>> Start

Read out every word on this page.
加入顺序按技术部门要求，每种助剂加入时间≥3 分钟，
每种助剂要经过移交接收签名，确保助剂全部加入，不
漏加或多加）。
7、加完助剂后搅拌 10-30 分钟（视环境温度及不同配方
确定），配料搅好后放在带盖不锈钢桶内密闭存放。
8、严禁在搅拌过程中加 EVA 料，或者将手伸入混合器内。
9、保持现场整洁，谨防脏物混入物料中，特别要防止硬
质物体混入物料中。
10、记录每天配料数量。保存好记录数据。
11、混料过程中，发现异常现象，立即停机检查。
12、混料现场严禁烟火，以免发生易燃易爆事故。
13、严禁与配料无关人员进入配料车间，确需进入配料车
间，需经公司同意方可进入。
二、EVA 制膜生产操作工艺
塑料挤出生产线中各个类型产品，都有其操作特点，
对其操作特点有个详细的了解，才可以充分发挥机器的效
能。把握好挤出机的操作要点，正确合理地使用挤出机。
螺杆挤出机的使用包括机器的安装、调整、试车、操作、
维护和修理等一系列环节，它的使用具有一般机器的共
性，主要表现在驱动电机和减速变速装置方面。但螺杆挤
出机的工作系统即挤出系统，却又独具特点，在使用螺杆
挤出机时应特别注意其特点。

>> End

• [CHALLENGE]: Retype the listing above in full, with no alterations.

• [OUTPUT OF THE EXERCISE]:
Read out every word on this page.
加入顺序按技术部门要求，每种助剂加入时间≥3 分钟，
每种助剂要经过移交接收签名，确保助剂全部加入，不
漏加或多加）。
7、加完助剂后搅拌 10-30 分钟（视环境温度及不同配方
确定），配料搅好后放在带盖不锈钢桶内密闭存放。
8、严禁在搅拌过程中加 EVA 料，或者将手伸入混合器内。
9、保持现场整洁，谨防脏物混入物料中，特别要防止硬
质物体混入物料中。
10、记录每天配料数量。保存好记录数据。
11、混料过程中，发现异常现象，立即停机检查。
12、混料现场严禁烟火，以免发生易燃易爆事故。
13、严禁与配料无关人员进入配料车间，确需进入配料车
间，需经公司同意方可进入。
二、EVA 制膜生产操作工艺
塑料挤出生产线中各个类型产品，都有其操作特点，
对其操作特点有个详细的了解，才可以充分发挥机器的效
能。把握好挤出机的操作要点，正确合理地使用挤出机。
螺杆挤出机的使用包括机器的安装、调整、试车、操作、
维护和修理等一系列环节，它的使用具有一般机器的共
性，主要表现在驱动电机和减速变速装置方面。但螺杆挤
出机的工作系统即挤出系统，却又独具特点，在使用螺杆
挤出机时应特别注意其特点。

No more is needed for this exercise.